## Exercise brief
Make an exact copy of all the entries, but do not reproduce the pictures.

## Provided information
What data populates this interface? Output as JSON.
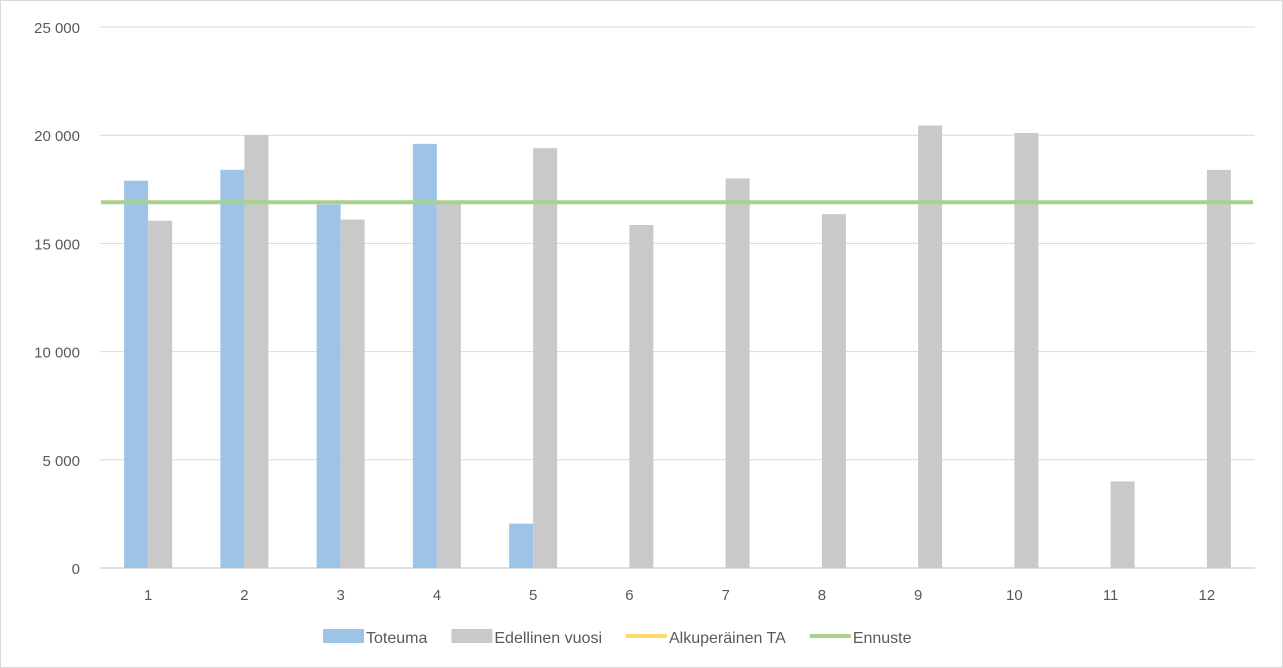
{
  "chart_data": {
    "type": "bar",
    "categories": [
      "1",
      "2",
      "3",
      "4",
      "5",
      "6",
      "7",
      "8",
      "9",
      "10",
      "11",
      "12"
    ],
    "ylim": [
      0,
      25000
    ],
    "yticks": [
      0,
      5000,
      10000,
      15000,
      20000,
      25000
    ],
    "ytick_labels": [
      "0",
      "5 000",
      "10 000",
      "15 000",
      "20 000",
      "25 000"
    ],
    "grid": true,
    "legend_position": "bottom",
    "series": [
      {
        "name": "Toteuma",
        "kind": "bar",
        "color": "#9dc3e6",
        "values": [
          17900,
          18400,
          16800,
          19600,
          2050,
          null,
          null,
          null,
          null,
          null,
          null,
          null
        ]
      },
      {
        "name": "Edellinen vuosi",
        "kind": "bar",
        "color": "#c9c9c9",
        "values": [
          16050,
          20000,
          16100,
          16900,
          19400,
          15850,
          18000,
          16350,
          20450,
          20100,
          4000,
          18400
        ]
      },
      {
        "name": "Alkuperäinen TA",
        "kind": "line",
        "color": "#ffd966",
        "values": [
          null,
          null,
          null,
          null,
          null,
          null,
          null,
          null,
          null,
          null,
          null,
          null
        ]
      },
      {
        "name": "Ennuste",
        "kind": "line",
        "color": "#a9d18e",
        "values": [
          16900,
          16900,
          16900,
          16900,
          16900,
          16900,
          16900,
          16900,
          16900,
          16900,
          16900,
          16900
        ]
      }
    ]
  }
}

## Final answer
What data populates this interface? Output as JSON.
{
  "chart_data": {
    "type": "bar",
    "categories": [
      "1",
      "2",
      "3",
      "4",
      "5",
      "6",
      "7",
      "8",
      "9",
      "10",
      "11",
      "12"
    ],
    "ylim": [
      0,
      25000
    ],
    "yticks": [
      0,
      5000,
      10000,
      15000,
      20000,
      25000
    ],
    "ytick_labels": [
      "0",
      "5 000",
      "10 000",
      "15 000",
      "20 000",
      "25 000"
    ],
    "grid": true,
    "legend_position": "bottom",
    "series": [
      {
        "name": "Toteuma",
        "kind": "bar",
        "color": "#9dc3e6",
        "values": [
          17900,
          18400,
          16800,
          19600,
          2050,
          null,
          null,
          null,
          null,
          null,
          null,
          null
        ]
      },
      {
        "name": "Edellinen vuosi",
        "kind": "bar",
        "color": "#c9c9c9",
        "values": [
          16050,
          20000,
          16100,
          16900,
          19400,
          15850,
          18000,
          16350,
          20450,
          20100,
          4000,
          18400
        ]
      },
      {
        "name": "Alkuperäinen TA",
        "kind": "line",
        "color": "#ffd966",
        "values": [
          null,
          null,
          null,
          null,
          null,
          null,
          null,
          null,
          null,
          null,
          null,
          null
        ]
      },
      {
        "name": "Ennuste",
        "kind": "line",
        "color": "#a9d18e",
        "values": [
          16900,
          16900,
          16900,
          16900,
          16900,
          16900,
          16900,
          16900,
          16900,
          16900,
          16900,
          16900
        ]
      }
    ]
  }
}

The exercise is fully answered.